"""

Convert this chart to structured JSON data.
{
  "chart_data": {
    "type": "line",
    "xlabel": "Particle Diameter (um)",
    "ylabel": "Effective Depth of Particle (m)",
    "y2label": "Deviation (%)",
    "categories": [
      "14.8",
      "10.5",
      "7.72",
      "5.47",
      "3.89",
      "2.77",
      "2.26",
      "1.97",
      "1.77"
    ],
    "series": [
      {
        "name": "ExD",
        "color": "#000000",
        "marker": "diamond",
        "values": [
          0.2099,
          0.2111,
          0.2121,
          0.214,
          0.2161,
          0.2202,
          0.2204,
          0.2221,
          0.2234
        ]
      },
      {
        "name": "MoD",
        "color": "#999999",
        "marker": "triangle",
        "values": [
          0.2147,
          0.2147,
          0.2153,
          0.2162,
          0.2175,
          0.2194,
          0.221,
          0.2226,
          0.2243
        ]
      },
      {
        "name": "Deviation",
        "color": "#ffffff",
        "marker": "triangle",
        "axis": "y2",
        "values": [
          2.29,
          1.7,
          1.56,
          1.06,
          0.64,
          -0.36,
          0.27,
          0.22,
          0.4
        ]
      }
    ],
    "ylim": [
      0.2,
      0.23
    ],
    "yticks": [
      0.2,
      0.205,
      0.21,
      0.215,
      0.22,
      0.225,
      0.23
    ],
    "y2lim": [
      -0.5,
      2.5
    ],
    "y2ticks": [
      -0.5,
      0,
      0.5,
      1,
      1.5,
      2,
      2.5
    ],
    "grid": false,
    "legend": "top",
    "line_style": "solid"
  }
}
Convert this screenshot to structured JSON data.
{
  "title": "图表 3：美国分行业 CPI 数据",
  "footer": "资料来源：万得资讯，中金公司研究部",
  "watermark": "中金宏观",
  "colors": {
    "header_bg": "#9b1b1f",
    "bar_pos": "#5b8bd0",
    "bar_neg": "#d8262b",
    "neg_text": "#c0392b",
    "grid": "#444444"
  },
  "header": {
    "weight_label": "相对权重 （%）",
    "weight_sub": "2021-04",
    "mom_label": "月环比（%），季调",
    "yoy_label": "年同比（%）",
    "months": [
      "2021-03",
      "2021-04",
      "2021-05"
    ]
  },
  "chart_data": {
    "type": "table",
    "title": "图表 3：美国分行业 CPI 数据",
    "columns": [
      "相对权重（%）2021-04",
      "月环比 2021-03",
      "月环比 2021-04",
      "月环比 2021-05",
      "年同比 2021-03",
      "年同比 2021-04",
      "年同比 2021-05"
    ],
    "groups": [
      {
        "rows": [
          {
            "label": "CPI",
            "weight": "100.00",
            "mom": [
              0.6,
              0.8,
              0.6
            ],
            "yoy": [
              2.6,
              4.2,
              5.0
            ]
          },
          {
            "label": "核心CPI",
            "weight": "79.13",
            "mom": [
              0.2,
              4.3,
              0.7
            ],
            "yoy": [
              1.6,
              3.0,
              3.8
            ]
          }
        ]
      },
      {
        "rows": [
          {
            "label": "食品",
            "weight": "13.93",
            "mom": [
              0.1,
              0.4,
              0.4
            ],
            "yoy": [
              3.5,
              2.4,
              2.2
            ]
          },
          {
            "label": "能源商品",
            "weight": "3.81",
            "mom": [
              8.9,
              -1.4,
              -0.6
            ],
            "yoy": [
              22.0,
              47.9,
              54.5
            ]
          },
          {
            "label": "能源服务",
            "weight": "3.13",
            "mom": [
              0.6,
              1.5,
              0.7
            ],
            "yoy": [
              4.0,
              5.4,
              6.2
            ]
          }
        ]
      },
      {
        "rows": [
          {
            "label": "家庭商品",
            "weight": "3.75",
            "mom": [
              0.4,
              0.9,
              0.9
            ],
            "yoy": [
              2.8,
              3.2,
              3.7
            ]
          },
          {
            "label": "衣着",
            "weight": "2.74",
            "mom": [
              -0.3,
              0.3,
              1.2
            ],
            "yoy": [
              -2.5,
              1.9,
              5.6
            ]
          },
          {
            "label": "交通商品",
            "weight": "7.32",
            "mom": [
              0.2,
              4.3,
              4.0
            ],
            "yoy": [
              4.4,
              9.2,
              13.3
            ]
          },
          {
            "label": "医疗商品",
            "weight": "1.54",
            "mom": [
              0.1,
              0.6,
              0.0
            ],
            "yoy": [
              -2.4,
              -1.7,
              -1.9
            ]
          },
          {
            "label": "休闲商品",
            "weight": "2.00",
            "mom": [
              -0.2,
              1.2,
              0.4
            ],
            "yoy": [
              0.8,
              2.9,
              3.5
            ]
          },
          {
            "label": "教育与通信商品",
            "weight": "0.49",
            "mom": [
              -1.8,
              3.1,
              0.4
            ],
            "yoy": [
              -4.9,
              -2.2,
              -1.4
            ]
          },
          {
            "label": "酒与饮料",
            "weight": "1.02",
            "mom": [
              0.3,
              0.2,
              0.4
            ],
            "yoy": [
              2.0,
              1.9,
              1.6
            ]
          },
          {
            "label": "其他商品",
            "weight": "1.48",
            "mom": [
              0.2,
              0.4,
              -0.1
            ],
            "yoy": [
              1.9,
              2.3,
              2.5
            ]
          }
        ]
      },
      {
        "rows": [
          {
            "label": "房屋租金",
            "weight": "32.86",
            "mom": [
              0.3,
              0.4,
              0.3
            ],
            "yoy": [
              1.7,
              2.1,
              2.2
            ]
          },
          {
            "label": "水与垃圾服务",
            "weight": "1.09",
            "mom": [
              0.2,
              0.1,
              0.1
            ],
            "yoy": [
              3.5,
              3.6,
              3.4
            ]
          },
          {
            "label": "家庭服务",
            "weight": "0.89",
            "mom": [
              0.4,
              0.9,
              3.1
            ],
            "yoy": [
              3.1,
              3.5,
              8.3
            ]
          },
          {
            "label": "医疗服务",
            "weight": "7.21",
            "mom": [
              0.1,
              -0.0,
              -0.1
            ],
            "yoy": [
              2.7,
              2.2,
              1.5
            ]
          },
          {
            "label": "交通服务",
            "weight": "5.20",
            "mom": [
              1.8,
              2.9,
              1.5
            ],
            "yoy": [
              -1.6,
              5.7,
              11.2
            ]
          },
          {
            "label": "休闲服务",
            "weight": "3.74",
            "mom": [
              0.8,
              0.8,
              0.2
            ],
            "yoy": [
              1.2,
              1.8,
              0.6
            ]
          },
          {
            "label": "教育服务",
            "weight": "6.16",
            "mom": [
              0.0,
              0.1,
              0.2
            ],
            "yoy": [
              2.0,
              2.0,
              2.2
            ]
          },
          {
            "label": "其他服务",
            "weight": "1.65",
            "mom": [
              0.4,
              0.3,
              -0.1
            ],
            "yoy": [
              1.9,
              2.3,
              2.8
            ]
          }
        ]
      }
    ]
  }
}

"""

BRIEF -> Generate an exact reproduction of all entries.

SOLUTION ->
Convert this chart to structured JSON data.
{
  "chart_data": {
    "type": "line",
    "xlabel": "Particle Diameter (um)",
    "ylabel": "Effective Depth of Particle (m)",
    "y2label": "Deviation (%)",
    "categories": [
      "14.8",
      "10.5",
      "7.72",
      "5.47",
      "3.89",
      "2.77",
      "2.26",
      "1.97",
      "1.77"
    ],
    "series": [
      {
        "name": "ExD",
        "color": "#000000",
        "marker": "diamond",
        "values": [
          0.2099,
          0.2111,
          0.2121,
          0.214,
          0.2161,
          0.2202,
          0.2204,
          0.2221,
          0.2234
        ]
      },
      {
        "name": "MoD",
        "color": "#999999",
        "marker": "triangle",
        "values": [
          0.2147,
          0.2147,
          0.2153,
          0.2162,
          0.2175,
          0.2194,
          0.221,
          0.2226,
          0.2243
        ]
      },
      {
        "name": "Deviation",
        "color": "#ffffff",
        "marker": "triangle",
        "axis": "y2",
        "values": [
          2.29,
          1.7,
          1.56,
          1.06,
          0.64,
          -0.36,
          0.27,
          0.22,
          0.4
        ]
      }
    ],
    "ylim": [
      0.2,
      0.23
    ],
    "yticks": [
      0.2,
      0.205,
      0.21,
      0.215,
      0.22,
      0.225,
      0.23
    ],
    "y2lim": [
      -0.5,
      2.5
    ],
    "y2ticks": [
      -0.5,
      0,
      0.5,
      1,
      1.5,
      2,
      2.5
    ],
    "grid": false,
    "legend": "top",
    "line_style": "solid"
  }
}
Convert this screenshot to structured JSON data.
{
  "title": "图表 3：美国分行业 CPI 数据",
  "footer": "资料来源：万得资讯，中金公司研究部",
  "watermark": "中金宏观",
  "colors": {
    "header_bg": "#9b1b1f",
    "bar_pos": "#5b8bd0",
    "bar_neg": "#d8262b",
    "neg_text": "#c0392b",
    "grid": "#444444"
  },
  "header": {
    "weight_label": "相对权重 （%）",
    "weight_sub": "2021-04",
    "mom_label": "月环比（%），季调",
    "yoy_label": "年同比（%）",
    "months": [
      "2021-03",
      "2021-04",
      "2021-05"
    ]
  },
  "chart_data": {
    "type": "table",
    "title": "图表 3：美国分行业 CPI 数据",
    "columns": [
      "相对权重（%）2021-04",
      "月环比 2021-03",
      "月环比 2021-04",
      "月环比 2021-05",
      "年同比 2021-03",
      "年同比 2021-04",
      "年同比 2021-05"
    ],
    "groups": [
      {
        "rows": [
          {
            "label": "CPI",
            "weight": "100.00",
            "mom": [
              0.6,
              0.8,
              0.6
            ],
            "yoy": [
              2.6,
              4.2,
              5.0
            ]
          },
          {
            "label": "核心CPI",
            "weight": "79.13",
            "mom": [
              0.2,
              4.3,
              0.7
            ],
            "yoy": [
              1.6,
              3.0,
              3.8
            ]
          }
        ]
      },
      {
        "rows": [
          {
            "label": "食品",
            "weight": "13.93",
            "mom": [
              0.1,
              0.4,
              0.4
            ],
            "yoy": [
              3.5,
              2.4,
              2.2
            ]
          },
          {
            "label": "能源商品",
            "weight": "3.81",
            "mom": [
              8.9,
              -1.4,
              -0.6
            ],
            "yoy": [
              22.0,
              47.9,
              54.5
            ]
          },
          {
            "label": "能源服务",
            "weight": "3.13",
            "mom": [
              0.6,
              1.5,
              0.7
            ],
            "yoy": [
              4.0,
              5.4,
              6.2
            ]
          }
        ]
      },
      {
        "rows": [
          {
            "label": "家庭商品",
            "weight": "3.75",
            "mom": [
              0.4,
              0.9,
              0.9
            ],
            "yoy": [
              2.8,
              3.2,
              3.7
            ]
          },
          {
            "label": "衣着",
            "weight": "2.74",
            "mom": [
              -0.3,
              0.3,
              1.2
            ],
            "yoy": [
              -2.5,
              1.9,
              5.6
            ]
          },
          {
            "label": "交通商品",
            "weight": "7.32",
            "mom": [
              0.2,
              4.3,
              4.0
            ],
            "yoy": [
              4.4,
              9.2,
              13.3
            ]
          },
          {
            "label": "医疗商品",
            "weight": "1.54",
            "mom": [
              0.1,
              0.6,
              0.0
            ],
            "yoy": [
              -2.4,
              -1.7,
              -1.9
            ]
          },
          {
            "label": "休闲商品",
            "weight": "2.00",
            "mom": [
              -0.2,
              1.2,
              0.4
            ],
            "yoy": [
              0.8,
              2.9,
              3.5
            ]
          },
          {
            "label": "教育与通信商品",
            "weight": "0.49",
            "mom": [
              -1.8,
              3.1,
              0.4
            ],
            "yoy": [
              -4.9,
              -2.2,
              -1.4
            ]
          },
          {
            "label": "酒与饮料",
            "weight": "1.02",
            "mom": [
              0.3,
              0.2,
              0.4
            ],
            "yoy": [
              2.0,
              1.9,
              1.6
            ]
          },
          {
            "label": "其他商品",
            "weight": "1.48",
            "mom": [
              0.2,
              0.4,
              -0.1
            ],
            "yoy": [
              1.9,
              2.3,
              2.5
            ]
          }
        ]
      },
      {
        "rows": [
          {
            "label": "房屋租金",
            "weight": "32.86",
            "mom": [
              0.3,
              0.4,
              0.3
            ],
            "yoy": [
              1.7,
              2.1,
              2.2
            ]
          },
          {
            "label": "水与垃圾服务",
            "weight": "1.09",
            "mom": [
              0.2,
              0.1,
              0.1
            ],
            "yoy": [
              3.5,
              3.6,
              3.4
            ]
          },
          {
            "label": "家庭服务",
            "weight": "0.89",
            "mom": [
              0.4,
              0.9,
              3.1
            ],
            "yoy": [
              3.1,
              3.5,
              8.3
            ]
          },
          {
            "label": "医疗服务",
            "weight": "7.21",
            "mom": [
              0.1,
              -0.0,
              -0.1
            ],
            "yoy": [
              2.7,
              2.2,
              1.5
            ]
          },
          {
            "label": "交通服务",
            "weight": "5.20",
            "mom": [
              1.8,
              2.9,
              1.5
            ],
            "yoy": [
              -1.6,
              5.7,
              11.2
            ]
          },
          {
            "label": "休闲服务",
            "weight": "3.74",
            "mom": [
              0.8,
              0.8,
              0.2
            ],
            "yoy": [
              1.2,
              1.8,
              0.6
            ]
          },
          {
            "label": "教育服务",
            "weight": "6.16",
            "mom": [
              0.0,
              0.1,
              0.2
            ],
            "yoy": [
              2.0,
              2.0,
              2.2
            ]
          },
          {
            "label": "其他服务",
            "weight": "1.65",
            "mom": [
              0.4,
              0.3,
              -0.1
            ],
            "yoy": [
              1.9,
              2.3,
              2.8
            ]
          }
        ]
      }
    ]
  }
}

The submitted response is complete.